**AVAILABLE RECORDS:**

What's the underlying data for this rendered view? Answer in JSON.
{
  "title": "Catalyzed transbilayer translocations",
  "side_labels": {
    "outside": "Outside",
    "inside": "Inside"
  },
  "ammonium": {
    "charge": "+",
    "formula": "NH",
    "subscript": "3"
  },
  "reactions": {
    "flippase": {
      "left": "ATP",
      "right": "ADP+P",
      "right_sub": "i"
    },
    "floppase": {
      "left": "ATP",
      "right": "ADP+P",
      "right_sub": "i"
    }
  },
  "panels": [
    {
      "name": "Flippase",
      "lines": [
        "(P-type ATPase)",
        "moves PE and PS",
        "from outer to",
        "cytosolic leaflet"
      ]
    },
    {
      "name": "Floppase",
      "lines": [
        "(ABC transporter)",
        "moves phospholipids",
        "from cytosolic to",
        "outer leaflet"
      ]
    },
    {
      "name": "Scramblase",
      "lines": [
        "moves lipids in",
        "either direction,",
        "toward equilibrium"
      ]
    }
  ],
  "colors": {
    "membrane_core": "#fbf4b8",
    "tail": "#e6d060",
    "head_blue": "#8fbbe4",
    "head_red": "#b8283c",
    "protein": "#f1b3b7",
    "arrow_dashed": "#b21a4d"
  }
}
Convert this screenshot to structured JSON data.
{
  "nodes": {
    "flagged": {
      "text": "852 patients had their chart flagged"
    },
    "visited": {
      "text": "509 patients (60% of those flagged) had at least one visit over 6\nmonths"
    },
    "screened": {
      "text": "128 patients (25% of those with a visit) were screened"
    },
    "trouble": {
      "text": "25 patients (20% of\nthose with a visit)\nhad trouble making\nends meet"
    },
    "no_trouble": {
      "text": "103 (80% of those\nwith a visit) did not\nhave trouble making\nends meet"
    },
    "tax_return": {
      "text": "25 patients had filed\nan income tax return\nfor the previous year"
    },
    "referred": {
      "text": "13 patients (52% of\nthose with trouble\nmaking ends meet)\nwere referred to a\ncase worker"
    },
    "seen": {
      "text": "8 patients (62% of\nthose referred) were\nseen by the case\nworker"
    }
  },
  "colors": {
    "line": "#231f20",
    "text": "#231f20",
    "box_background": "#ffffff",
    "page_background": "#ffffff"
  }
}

**TASK:** Transcribe the listing from start to finish, exactly as given.

**SOLUTION BELOW:**
What's the underlying data for this rendered view? Answer in JSON.
{
  "title": "Catalyzed transbilayer translocations",
  "side_labels": {
    "outside": "Outside",
    "inside": "Inside"
  },
  "ammonium": {
    "charge": "+",
    "formula": "NH",
    "subscript": "3"
  },
  "reactions": {
    "flippase": {
      "left": "ATP",
      "right": "ADP+P",
      "right_sub": "i"
    },
    "floppase": {
      "left": "ATP",
      "right": "ADP+P",
      "right_sub": "i"
    }
  },
  "panels": [
    {
      "name": "Flippase",
      "lines": [
        "(P-type ATPase)",
        "moves PE and PS",
        "from outer to",
        "cytosolic leaflet"
      ]
    },
    {
      "name": "Floppase",
      "lines": [
        "(ABC transporter)",
        "moves phospholipids",
        "from cytosolic to",
        "outer leaflet"
      ]
    },
    {
      "name": "Scramblase",
      "lines": [
        "moves lipids in",
        "either direction,",
        "toward equilibrium"
      ]
    }
  ],
  "colors": {
    "membrane_core": "#fbf4b8",
    "tail": "#e6d060",
    "head_blue": "#8fbbe4",
    "head_red": "#b8283c",
    "protein": "#f1b3b7",
    "arrow_dashed": "#b21a4d"
  }
}
Convert this screenshot to structured JSON data.
{
  "nodes": {
    "flagged": {
      "text": "852 patients had their chart flagged"
    },
    "visited": {
      "text": "509 patients (60% of those flagged) had at least one visit over 6\nmonths"
    },
    "screened": {
      "text": "128 patients (25% of those with a visit) were screened"
    },
    "trouble": {
      "text": "25 patients (20% of\nthose with a visit)\nhad trouble making\nends meet"
    },
    "no_trouble": {
      "text": "103 (80% of those\nwith a visit) did not\nhave trouble making\nends meet"
    },
    "tax_return": {
      "text": "25 patients had filed\nan income tax return\nfor the previous year"
    },
    "referred": {
      "text": "13 patients (52% of\nthose with trouble\nmaking ends meet)\nwere referred to a\ncase worker"
    },
    "seen": {
      "text": "8 patients (62% of\nthose referred) were\nseen by the case\nworker"
    }
  },
  "colors": {
    "line": "#231f20",
    "text": "#231f20",
    "box_background": "#ffffff",
    "page_background": "#ffffff"
  }
}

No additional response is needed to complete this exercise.